What you will do
Go through the entries below and pick out every line with "Speed".

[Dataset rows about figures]
§ §
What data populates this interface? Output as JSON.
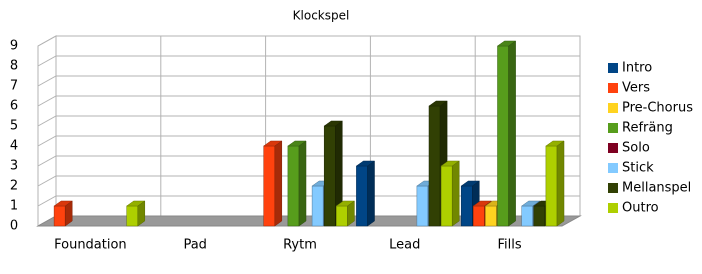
{
  "chart_data": {
    "type": "bar3d",
    "title": "Klockspel",
    "categories": [
      "Foundation",
      "Pad",
      "Rytm",
      "Lead",
      "Fills"
    ],
    "series": [
      {
        "name": "Intro",
        "color": "#004586",
        "values": [
          0,
          0,
          0,
          3,
          2
        ]
      },
      {
        "name": "Vers",
        "color": "#ff420e",
        "values": [
          1,
          0,
          4,
          0,
          1
        ]
      },
      {
        "name": "Pre-Chorus",
        "color": "#ffd320",
        "values": [
          0,
          0,
          0,
          0,
          1
        ]
      },
      {
        "name": "Refräng",
        "color": "#579d1c",
        "values": [
          0,
          0,
          4,
          0,
          9
        ]
      },
      {
        "name": "Solo",
        "color": "#7e0021",
        "values": [
          0,
          0,
          0,
          0,
          0
        ]
      },
      {
        "name": "Stick",
        "color": "#83caff",
        "values": [
          0,
          0,
          2,
          2,
          1
        ]
      },
      {
        "name": "Mellanspel",
        "color": "#314004",
        "values": [
          0,
          0,
          5,
          6,
          1
        ]
      },
      {
        "name": "Outro",
        "color": "#aecf00",
        "values": [
          1,
          0,
          1,
          3,
          4
        ]
      }
    ],
    "ylim": [
      0,
      9
    ],
    "yticks": [
      0,
      1,
      2,
      3,
      4,
      5,
      6,
      7,
      8,
      9
    ],
    "grid": true,
    "legend": "right"
  }
}
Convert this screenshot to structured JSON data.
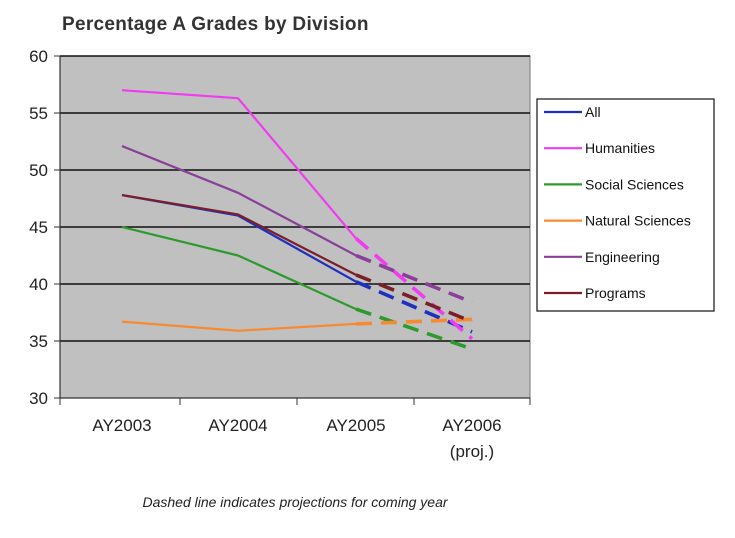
{
  "chart_data": {
    "type": "line",
    "title": "Percentage A Grades by Division",
    "note": "Dashed line indicates projections for coming year",
    "xlabel": "",
    "ylabel": "",
    "categories": [
      "AY2003",
      "AY2004",
      "AY2005",
      "AY2006\n(proj.)"
    ],
    "ylim": [
      30,
      60
    ],
    "yticks": [
      30,
      35,
      40,
      45,
      50,
      55,
      60
    ],
    "grid": true,
    "legend_position": "right",
    "plot_background": "#c0c0c0",
    "projection_style": "dashed from AY2005 to AY2006",
    "series": [
      {
        "name": "All",
        "color": "#1f2fbf",
        "values": [
          47.8,
          46.0,
          40.2,
          35.8
        ]
      },
      {
        "name": "Humanities",
        "color": "#f03cf0",
        "values": [
          57.0,
          56.3,
          44.0,
          35.2
        ]
      },
      {
        "name": "Social Sciences",
        "color": "#2e9a2e",
        "values": [
          45.0,
          42.5,
          37.8,
          34.3
        ]
      },
      {
        "name": "Natural Sciences",
        "color": "#f68a32",
        "values": [
          36.7,
          35.9,
          36.5,
          36.9
        ]
      },
      {
        "name": "Engineering",
        "color": "#8a3f99",
        "values": [
          52.1,
          48.0,
          42.5,
          38.4
        ]
      },
      {
        "name": "Programs",
        "color": "#7a1f2a",
        "values": [
          47.8,
          46.1,
          40.8,
          36.7
        ]
      }
    ]
  }
}
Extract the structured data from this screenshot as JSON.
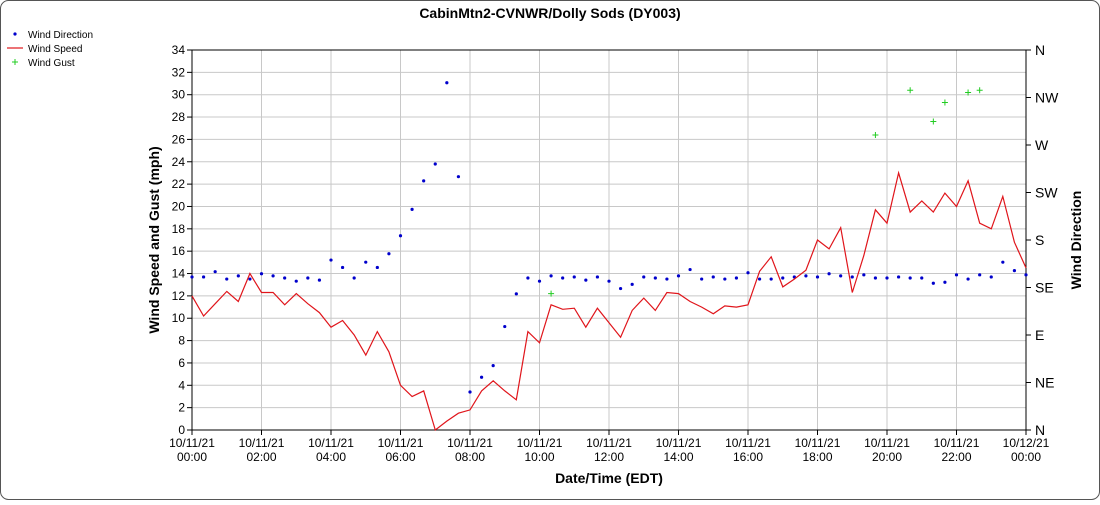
{
  "chart_data": {
    "type": "line",
    "title": "CabinMtn2-CVNWR/Dolly Sods (DY003)",
    "xlabel": "Date/Time (EDT)",
    "ylabel": "Wind Speed and Gust (mph)",
    "y2label": "Wind Direction",
    "grid": true,
    "legend": "top-left",
    "xlim": [
      "10/11/21 00:00",
      "10/12/21 00:00"
    ],
    "xticks": [
      "10/11/21 00:00",
      "10/11/21 02:00",
      "10/11/21 04:00",
      "10/11/21 06:00",
      "10/11/21 08:00",
      "10/11/21 10:00",
      "10/11/21 12:00",
      "10/11/21 14:00",
      "10/11/21 16:00",
      "10/11/21 18:00",
      "10/11/21 20:00",
      "10/11/21 22:00",
      "10/12/21 00:00"
    ],
    "ylim": [
      0,
      34
    ],
    "yticks": [
      0,
      2,
      4,
      6,
      8,
      10,
      12,
      14,
      16,
      18,
      20,
      22,
      24,
      26,
      28,
      30,
      32,
      34
    ],
    "y2lim": [
      0,
      360
    ],
    "y2ticks": [
      {
        "value": 0,
        "label": "N"
      },
      {
        "value": 45,
        "label": "NE"
      },
      {
        "value": 90,
        "label": "E"
      },
      {
        "value": 135,
        "label": "SE"
      },
      {
        "value": 180,
        "label": "S"
      },
      {
        "value": 225,
        "label": "SW"
      },
      {
        "value": 270,
        "label": "W"
      },
      {
        "value": 315,
        "label": "NW"
      },
      {
        "value": 360,
        "label": "N"
      }
    ],
    "x": [
      "10/11/21 00:00",
      "10/11/21 00:20",
      "10/11/21 00:40",
      "10/11/21 01:00",
      "10/11/21 01:20",
      "10/11/21 01:40",
      "10/11/21 02:00",
      "10/11/21 02:20",
      "10/11/21 02:40",
      "10/11/21 03:00",
      "10/11/21 03:20",
      "10/11/21 03:40",
      "10/11/21 04:00",
      "10/11/21 04:20",
      "10/11/21 04:40",
      "10/11/21 05:00",
      "10/11/21 05:20",
      "10/11/21 05:40",
      "10/11/21 06:00",
      "10/11/21 06:20",
      "10/11/21 06:40",
      "10/11/21 07:00",
      "10/11/21 07:20",
      "10/11/21 07:40",
      "10/11/21 08:00",
      "10/11/21 08:20",
      "10/11/21 08:40",
      "10/11/21 09:00",
      "10/11/21 09:20",
      "10/11/21 09:40",
      "10/11/21 10:00",
      "10/11/21 10:20",
      "10/11/21 10:40",
      "10/11/21 11:00",
      "10/11/21 11:20",
      "10/11/21 11:40",
      "10/11/21 12:00",
      "10/11/21 12:20",
      "10/11/21 12:40",
      "10/11/21 13:00",
      "10/11/21 13:20",
      "10/11/21 13:40",
      "10/11/21 14:00",
      "10/11/21 14:20",
      "10/11/21 14:40",
      "10/11/21 15:00",
      "10/11/21 15:20",
      "10/11/21 15:40",
      "10/11/21 16:00",
      "10/11/21 16:20",
      "10/11/21 16:40",
      "10/11/21 17:00",
      "10/11/21 17:20",
      "10/11/21 17:40",
      "10/11/21 18:00",
      "10/11/21 18:20",
      "10/11/21 18:40",
      "10/11/21 19:00",
      "10/11/21 19:20",
      "10/11/21 19:40",
      "10/11/21 20:00",
      "10/11/21 20:20",
      "10/11/21 20:40",
      "10/11/21 21:00",
      "10/11/21 21:20",
      "10/11/21 21:40",
      "10/11/21 22:00",
      "10/11/21 22:20",
      "10/11/21 22:40",
      "10/11/21 23:00",
      "10/11/21 23:20",
      "10/11/21 23:40",
      "10/12/21 00:00"
    ],
    "series": [
      {
        "name": "Wind Direction",
        "type": "scatter",
        "marker": "dot",
        "axis": "y2",
        "color": "#0000cc",
        "values": [
          145,
          145,
          150,
          143,
          146,
          143,
          148,
          146,
          144,
          141,
          144,
          142,
          161,
          154,
          144,
          159,
          154,
          167,
          184,
          209,
          236,
          252,
          329,
          240,
          36,
          50,
          61,
          98,
          129,
          144,
          141,
          146,
          144,
          145,
          142,
          145,
          141,
          134,
          138,
          145,
          144,
          143,
          146,
          152,
          143,
          145,
          143,
          144,
          149,
          143,
          143,
          144,
          145,
          146,
          145,
          148,
          146,
          145,
          147,
          144,
          144,
          145,
          144,
          144,
          139,
          140,
          147,
          143,
          147,
          145,
          159,
          151,
          147
        ]
      },
      {
        "name": "Wind Speed",
        "type": "line",
        "color": "#e0151b",
        "values": [
          12,
          10.2,
          11.3,
          12.4,
          11.5,
          14,
          12.3,
          12.3,
          11.2,
          12.2,
          11.3,
          10.5,
          9.2,
          9.8,
          8.5,
          6.7,
          8.8,
          7.0,
          4.0,
          3.0,
          3.5,
          0,
          0.8,
          1.5,
          1.8,
          3.5,
          4.4,
          3.5,
          2.7,
          8.8,
          7.8,
          11.2,
          10.8,
          10.9,
          9.2,
          10.9,
          9.6,
          8.3,
          10.7,
          11.8,
          10.7,
          12.3,
          12.2,
          11.5,
          11,
          10.4,
          11.1,
          11.0,
          11.2,
          14.2,
          15.5,
          12.8,
          13.5,
          14.3,
          17,
          16.2,
          18.1,
          12.3,
          15.6,
          19.7,
          18.5,
          23,
          19.5,
          20.5,
          19.5,
          21.2,
          20,
          22.3,
          18.5,
          18,
          20.9,
          16.8,
          14.5
        ]
      },
      {
        "name": "Wind Gust",
        "type": "scatter",
        "marker": "plus",
        "color": "#22cc22",
        "values": [
          null,
          null,
          null,
          null,
          null,
          null,
          null,
          null,
          null,
          null,
          null,
          null,
          null,
          null,
          null,
          null,
          null,
          null,
          null,
          null,
          null,
          null,
          null,
          null,
          null,
          null,
          null,
          null,
          null,
          null,
          null,
          12.2,
          null,
          null,
          null,
          null,
          null,
          null,
          null,
          null,
          null,
          null,
          null,
          null,
          null,
          null,
          null,
          null,
          null,
          null,
          null,
          null,
          null,
          null,
          null,
          null,
          null,
          null,
          null,
          26.4,
          null,
          null,
          30.4,
          null,
          27.6,
          29.3,
          null,
          30.2,
          30.4,
          null,
          null,
          null,
          null
        ]
      }
    ]
  }
}
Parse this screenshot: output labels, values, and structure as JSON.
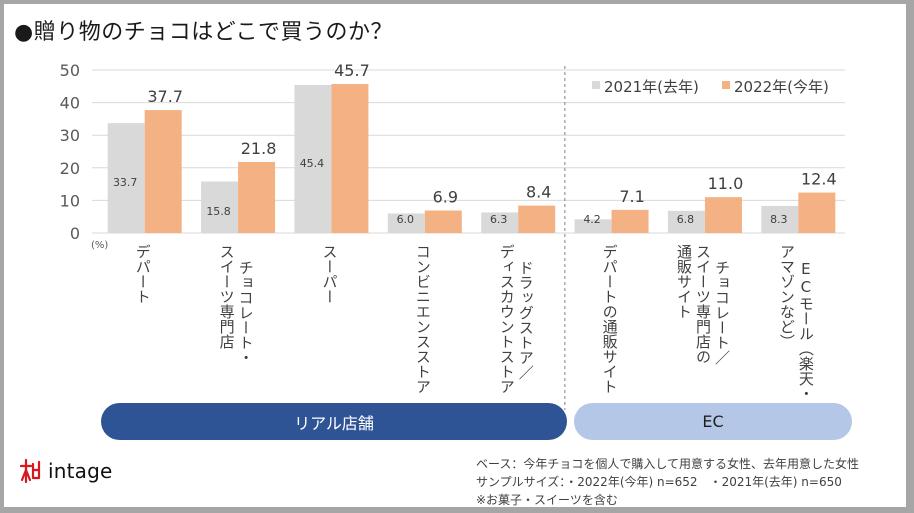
{
  "title": "●贈り物のチョコはどこで買うのか？",
  "chart_data": {
    "type": "bar",
    "title": "●贈り物のチョコはどこで買うのか？",
    "xlabel": "",
    "ylabel": "(%)",
    "ylim": [
      0,
      50
    ],
    "yticks": [
      0,
      10,
      20,
      30,
      40,
      50
    ],
    "grid": true,
    "legend_position": "top-right",
    "categories": [
      [
        "デパート"
      ],
      [
        "チョコレート・",
        "スイーツ専門店"
      ],
      [
        "スーパー"
      ],
      [
        "コンビニエンスストア"
      ],
      [
        "ドラッグストア／",
        "ディスカウントストア"
      ],
      [
        "デパートの通販サイト"
      ],
      [
        "チョコレート／",
        "スイーツ専門店の",
        "通販サイト"
      ],
      [
        "ECモール（楽天・",
        "アマゾンなど）"
      ]
    ],
    "series": [
      {
        "name": "2021年(去年)",
        "color": "#d9d9d9",
        "values": [
          33.7,
          15.8,
          45.4,
          6.0,
          6.3,
          4.2,
          6.8,
          8.3
        ]
      },
      {
        "name": "2022年(今年)",
        "color": "#f4b183",
        "values": [
          37.7,
          21.8,
          45.7,
          6.9,
          8.4,
          7.1,
          11.0,
          12.4
        ]
      }
    ],
    "groups": [
      {
        "label": "リアル店舗",
        "categories": [
          0,
          1,
          2,
          3,
          4
        ],
        "color": "#2f5496"
      },
      {
        "label": "EC",
        "categories": [
          5,
          6,
          7
        ],
        "color": "#b4c7e7"
      }
    ]
  },
  "footer": {
    "logo_text": "intage",
    "notes": [
      "ベース：今年チョコを個人で購入して用意する女性、去年用意した女性",
      "サンプルサイズ：・2022年(今年) n=652　・2021年(去年) n=650",
      "※お菓子・スイーツを含む"
    ]
  }
}
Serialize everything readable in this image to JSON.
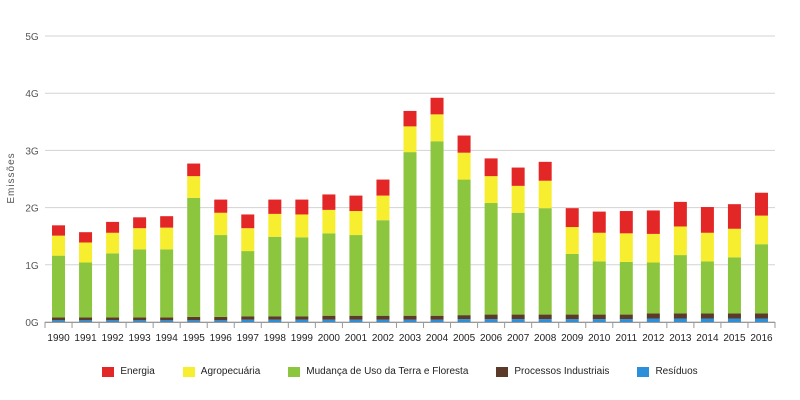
§ §
Correct output
    "ylabel": "Wind Speed and Gust (mph)",
        "name": "Wind Speed",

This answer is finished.